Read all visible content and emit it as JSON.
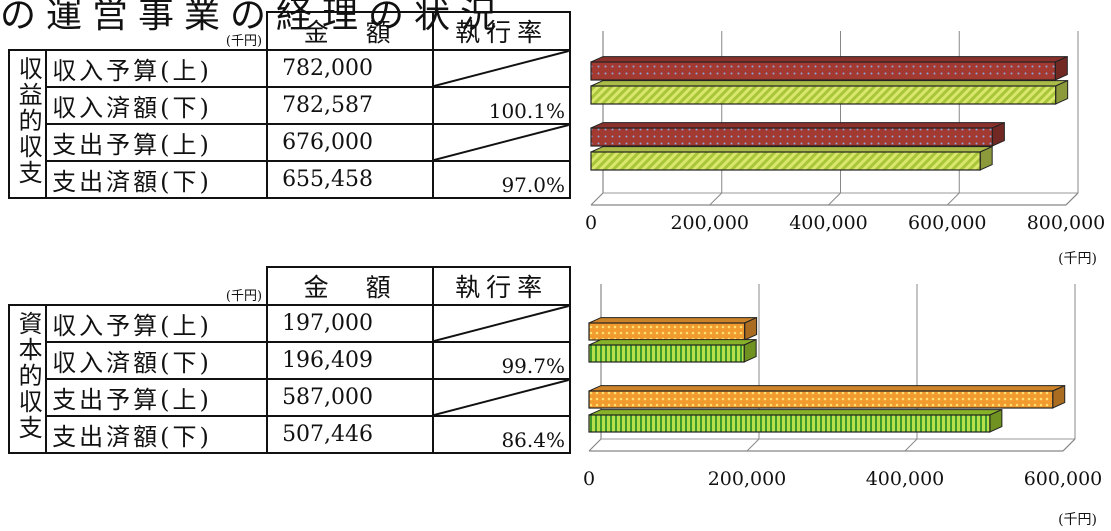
{
  "title": "の運営事業の経理の状況",
  "tables": [
    {
      "section_label": "収益的収支",
      "unit": "(千円)",
      "header_amount": "金　額",
      "header_rate": "執行率",
      "rows": [
        {
          "label": "収入予算(上)",
          "amount": "782,000",
          "rate": ""
        },
        {
          "label": "収入済額(下)",
          "amount": "782,587",
          "rate": "100.1%"
        },
        {
          "label": "支出予算(上)",
          "amount": "676,000",
          "rate": ""
        },
        {
          "label": "支出済額(下)",
          "amount": "655,458",
          "rate": "97.0%"
        }
      ]
    },
    {
      "section_label": "資本的収支",
      "unit": "(千円)",
      "header_amount": "金　額",
      "header_rate": "執行率",
      "rows": [
        {
          "label": "収入予算(上)",
          "amount": "197,000",
          "rate": ""
        },
        {
          "label": "収入済額(下)",
          "amount": "196,409",
          "rate": "99.7%"
        },
        {
          "label": "支出予算(上)",
          "amount": "587,000",
          "rate": ""
        },
        {
          "label": "支出済額(下)",
          "amount": "507,446",
          "rate": "86.4%"
        }
      ]
    }
  ],
  "chart_data": [
    {
      "type": "bar",
      "orientation": "horizontal",
      "style": "3d",
      "xlim": [
        0,
        800000
      ],
      "ticks": [
        "0",
        "200,000",
        "400,000",
        "600,000",
        "800,000"
      ],
      "unit_label": "(千円)",
      "grid": true,
      "bars": [
        {
          "value": 782000,
          "color": "#a33a32",
          "pattern": "dots"
        },
        {
          "value": 782587,
          "color": "#c9dc55",
          "pattern": "diagonal"
        },
        {
          "value": 676000,
          "color": "#a33a32",
          "pattern": "dots"
        },
        {
          "value": 655458,
          "color": "#c9dc55",
          "pattern": "diagonal"
        }
      ]
    },
    {
      "type": "bar",
      "orientation": "horizontal",
      "style": "3d",
      "xlim": [
        0,
        600000
      ],
      "ticks": [
        "0",
        "200,000",
        "400,000",
        "600,000"
      ],
      "unit_label": "(千円)",
      "grid": true,
      "bars": [
        {
          "value": 197000,
          "color": "#f19a2e",
          "pattern": "dots"
        },
        {
          "value": 196409,
          "color": "#9fd12f",
          "pattern": "vertical"
        },
        {
          "value": 587000,
          "color": "#f19a2e",
          "pattern": "dots"
        },
        {
          "value": 507446,
          "color": "#9fd12f",
          "pattern": "vertical"
        }
      ]
    }
  ]
}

★ ★ ★ ★ ★ ★ ★

Restate the entire listing word for word, excluding pictures.

Read all visible content and emit it as JSON.
{
  "title": "の運営事業の経理の状況",
  "tables": [
    {
      "section_label": "収益的収支",
      "unit": "(千円)",
      "header_amount": "金　額",
      "header_rate": "執行率",
      "rows": [
        {
          "label": "収入予算(上)",
          "amount": "782,000",
          "rate": ""
        },
        {
          "label": "収入済額(下)",
          "amount": "782,587",
          "rate": "100.1%"
        },
        {
          "label": "支出予算(上)",
          "amount": "676,000",
          "rate": ""
        },
        {
          "label": "支出済額(下)",
          "amount": "655,458",
          "rate": "97.0%"
        }
      ]
    },
    {
      "section_label": "資本的収支",
      "unit": "(千円)",
      "header_amount": "金　額",
      "header_rate": "執行率",
      "rows": [
        {
          "label": "収入予算(上)",
          "amount": "197,000",
          "rate": ""
        },
        {
          "label": "収入済額(下)",
          "amount": "196,409",
          "rate": "99.7%"
        },
        {
          "label": "支出予算(上)",
          "amount": "587,000",
          "rate": ""
        },
        {
          "label": "支出済額(下)",
          "amount": "507,446",
          "rate": "86.4%"
        }
      ]
    }
  ],
  "chart_data": [
    {
      "type": "bar",
      "orientation": "horizontal",
      "style": "3d",
      "xlim": [
        0,
        800000
      ],
      "ticks": [
        "0",
        "200,000",
        "400,000",
        "600,000",
        "800,000"
      ],
      "unit_label": "(千円)",
      "grid": true,
      "bars": [
        {
          "value": 782000,
          "color": "#a33a32",
          "pattern": "dots"
        },
        {
          "value": 782587,
          "color": "#c9dc55",
          "pattern": "diagonal"
        },
        {
          "value": 676000,
          "color": "#a33a32",
          "pattern": "dots"
        },
        {
          "value": 655458,
          "color": "#c9dc55",
          "pattern": "diagonal"
        }
      ]
    },
    {
      "type": "bar",
      "orientation": "horizontal",
      "style": "3d",
      "xlim": [
        0,
        600000
      ],
      "ticks": [
        "0",
        "200,000",
        "400,000",
        "600,000"
      ],
      "unit_label": "(千円)",
      "grid": true,
      "bars": [
        {
          "value": 197000,
          "color": "#f19a2e",
          "pattern": "dots"
        },
        {
          "value": 196409,
          "color": "#9fd12f",
          "pattern": "vertical"
        },
        {
          "value": 587000,
          "color": "#f19a2e",
          "pattern": "dots"
        },
        {
          "value": 507446,
          "color": "#9fd12f",
          "pattern": "vertical"
        }
      ]
    }
  ]
}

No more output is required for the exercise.